[Written problem]: Go through the data and copy every line exactly, but not the images.
--- Provided records ---
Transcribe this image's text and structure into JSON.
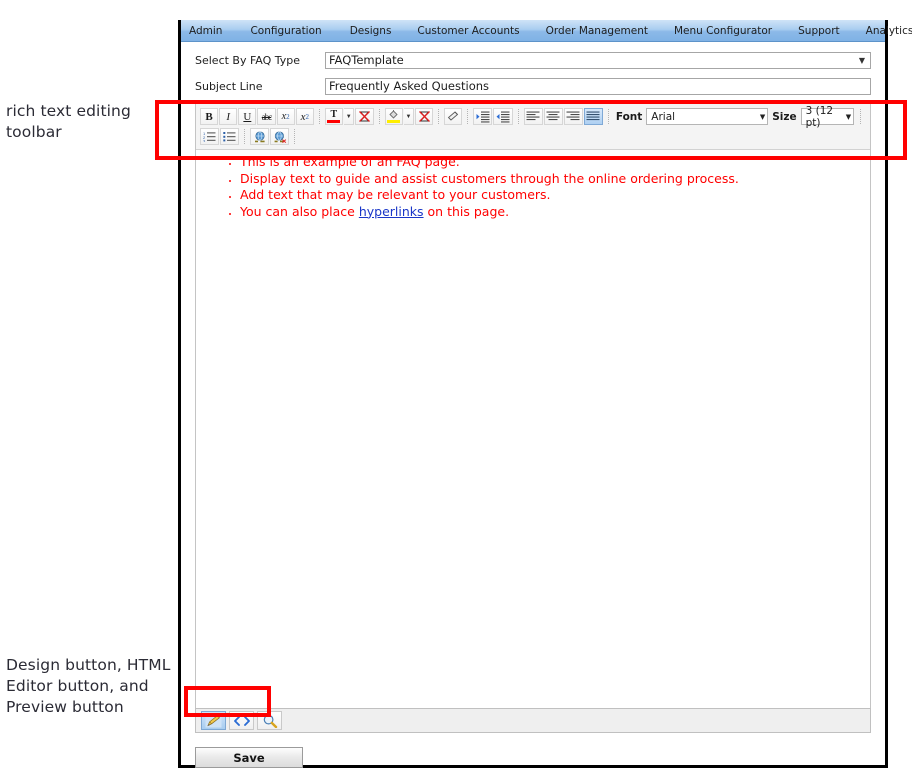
{
  "annotations": {
    "toolbar_callout": "rich text editing toolbar",
    "buttons_callout": "Design button, HTML Editor button, and Preview button"
  },
  "nav": {
    "items": [
      {
        "label": "Admin"
      },
      {
        "label": "Configuration"
      },
      {
        "label": "Designs"
      },
      {
        "label": "Customer Accounts"
      },
      {
        "label": "Order Management"
      },
      {
        "label": "Menu Configurator"
      },
      {
        "label": "Support"
      },
      {
        "label": "Analytics"
      }
    ]
  },
  "form": {
    "faq_type": {
      "label": "Select By FAQ Type",
      "value": "FAQTemplate",
      "caret": "▼"
    },
    "subject_line": {
      "label": "Subject Line",
      "value": "Frequently Asked Questions"
    }
  },
  "toolbar": {
    "row1": [
      {
        "name": "bold-button",
        "glyph": "B",
        "title": "Bold"
      },
      {
        "name": "italic-button",
        "glyph": "I",
        "title": "Italic"
      },
      {
        "name": "underline-button",
        "glyph": "U",
        "title": "Underline"
      },
      {
        "name": "strikethrough-button",
        "glyph": "abc",
        "title": "Strikethrough"
      },
      {
        "name": "subscript-button",
        "glyph": "x",
        "sub": "2",
        "title": "Subscript"
      },
      {
        "name": "superscript-button",
        "glyph": "x",
        "sup": "2",
        "title": "Superscript"
      }
    ],
    "text_color": {
      "name": "text-color-button",
      "glyph": "T",
      "swatch": "#ff0000",
      "title": "Text Color"
    },
    "remove_text_color": {
      "name": "remove-text-color-button",
      "title": "Remove Text Color"
    },
    "background_color": {
      "name": "background-color-button",
      "swatch": "#ffee00",
      "title": "Background Color"
    },
    "remove_background_color": {
      "name": "remove-background-color-button",
      "title": "Remove Background Color"
    },
    "eraser": {
      "name": "remove-format-button",
      "title": "Remove Format"
    },
    "indent": {
      "name": "indent-button",
      "title": "Increase Indent"
    },
    "outdent": {
      "name": "outdent-button",
      "title": "Decrease Indent"
    },
    "align": [
      {
        "name": "align-left-button",
        "title": "Align Left",
        "active": false
      },
      {
        "name": "align-center-button",
        "title": "Align Center",
        "active": false
      },
      {
        "name": "align-right-button",
        "title": "Align Right",
        "active": false
      },
      {
        "name": "align-justify-button",
        "title": "Justify",
        "active": true
      }
    ],
    "font": {
      "label": "Font",
      "value": "Arial",
      "caret": "▼"
    },
    "size": {
      "label": "Size",
      "value": "3 (12 pt)",
      "caret": "▼"
    },
    "row2": [
      {
        "name": "numbered-list-button",
        "title": "Numbered List"
      },
      {
        "name": "bulleted-list-button",
        "title": "Bulleted List"
      },
      {
        "name": "insert-link-button",
        "title": "Insert Link"
      },
      {
        "name": "remove-link-button",
        "title": "Remove Link"
      }
    ]
  },
  "content": {
    "bullets": [
      {
        "pre": "This is an example of an FAQ page.",
        "link": "",
        "post": ""
      },
      {
        "pre": "Display text to guide and assist customers through the online ordering process.",
        "link": "",
        "post": ""
      },
      {
        "pre": "Add text that may be relevant to your customers.",
        "link": "",
        "post": ""
      },
      {
        "pre": "You can also place ",
        "link": "hyperlinks",
        "post": " on this page."
      }
    ],
    "text_color": "#ff0000",
    "link_color": "#1936c8"
  },
  "mode_bar": {
    "buttons": [
      {
        "name": "design-mode-button",
        "label": "Design",
        "active": true
      },
      {
        "name": "html-editor-mode-button",
        "label": "HTML Editor",
        "active": false
      },
      {
        "name": "preview-mode-button",
        "label": "Preview",
        "active": false
      }
    ]
  },
  "save": {
    "label": "Save"
  },
  "colors": {
    "nav_top": "#cfe3f7",
    "nav_bottom": "#7fb2e5",
    "highlight_red": "#ff0000",
    "accent_blue": "#2b5fa8"
  }
}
---
[Correct result]:
Transcribe this image's text and structure into JSON.
{
  "annotations": {
    "toolbar_callout": "rich text editing toolbar",
    "buttons_callout": "Design button, HTML Editor button, and Preview button"
  },
  "nav": {
    "items": [
      {
        "label": "Admin"
      },
      {
        "label": "Configuration"
      },
      {
        "label": "Designs"
      },
      {
        "label": "Customer Accounts"
      },
      {
        "label": "Order Management"
      },
      {
        "label": "Menu Configurator"
      },
      {
        "label": "Support"
      },
      {
        "label": "Analytics"
      }
    ]
  },
  "form": {
    "faq_type": {
      "label": "Select By FAQ Type",
      "value": "FAQTemplate",
      "caret": "▼"
    },
    "subject_line": {
      "label": "Subject Line",
      "value": "Frequently Asked Questions"
    }
  },
  "toolbar": {
    "row1": [
      {
        "name": "bold-button",
        "glyph": "B",
        "title": "Bold"
      },
      {
        "name": "italic-button",
        "glyph": "I",
        "title": "Italic"
      },
      {
        "name": "underline-button",
        "glyph": "U",
        "title": "Underline"
      },
      {
        "name": "strikethrough-button",
        "glyph": "abc",
        "title": "Strikethrough"
      },
      {
        "name": "subscript-button",
        "glyph": "x",
        "sub": "2",
        "title": "Subscript"
      },
      {
        "name": "superscript-button",
        "glyph": "x",
        "sup": "2",
        "title": "Superscript"
      }
    ],
    "text_color": {
      "name": "text-color-button",
      "glyph": "T",
      "swatch": "#ff0000",
      "title": "Text Color"
    },
    "remove_text_color": {
      "name": "remove-text-color-button",
      "title": "Remove Text Color"
    },
    "background_color": {
      "name": "background-color-button",
      "swatch": "#ffee00",
      "title": "Background Color"
    },
    "remove_background_color": {
      "name": "remove-background-color-button",
      "title": "Remove Background Color"
    },
    "eraser": {
      "name": "remove-format-button",
      "title": "Remove Format"
    },
    "indent": {
      "name": "indent-button",
      "title": "Increase Indent"
    },
    "outdent": {
      "name": "outdent-button",
      "title": "Decrease Indent"
    },
    "align": [
      {
        "name": "align-left-button",
        "title": "Align Left",
        "active": false
      },
      {
        "name": "align-center-button",
        "title": "Align Center",
        "active": false
      },
      {
        "name": "align-right-button",
        "title": "Align Right",
        "active": false
      },
      {
        "name": "align-justify-button",
        "title": "Justify",
        "active": true
      }
    ],
    "font": {
      "label": "Font",
      "value": "Arial",
      "caret": "▼"
    },
    "size": {
      "label": "Size",
      "value": "3 (12 pt)",
      "caret": "▼"
    },
    "row2": [
      {
        "name": "numbered-list-button",
        "title": "Numbered List"
      },
      {
        "name": "bulleted-list-button",
        "title": "Bulleted List"
      },
      {
        "name": "insert-link-button",
        "title": "Insert Link"
      },
      {
        "name": "remove-link-button",
        "title": "Remove Link"
      }
    ]
  },
  "content": {
    "bullets": [
      {
        "pre": "This is an example of an FAQ page.",
        "link": "",
        "post": ""
      },
      {
        "pre": "Display text to guide and assist customers through the online ordering process.",
        "link": "",
        "post": ""
      },
      {
        "pre": "Add text that may be relevant to your customers.",
        "link": "",
        "post": ""
      },
      {
        "pre": "You can also place ",
        "link": "hyperlinks",
        "post": " on this page."
      }
    ],
    "text_color": "#ff0000",
    "link_color": "#1936c8"
  },
  "mode_bar": {
    "buttons": [
      {
        "name": "design-mode-button",
        "label": "Design",
        "active": true
      },
      {
        "name": "html-editor-mode-button",
        "label": "HTML Editor",
        "active": false
      },
      {
        "name": "preview-mode-button",
        "label": "Preview",
        "active": false
      }
    ]
  },
  "save": {
    "label": "Save"
  },
  "colors": {
    "nav_top": "#cfe3f7",
    "nav_bottom": "#7fb2e5",
    "highlight_red": "#ff0000",
    "accent_blue": "#2b5fa8"
  }
}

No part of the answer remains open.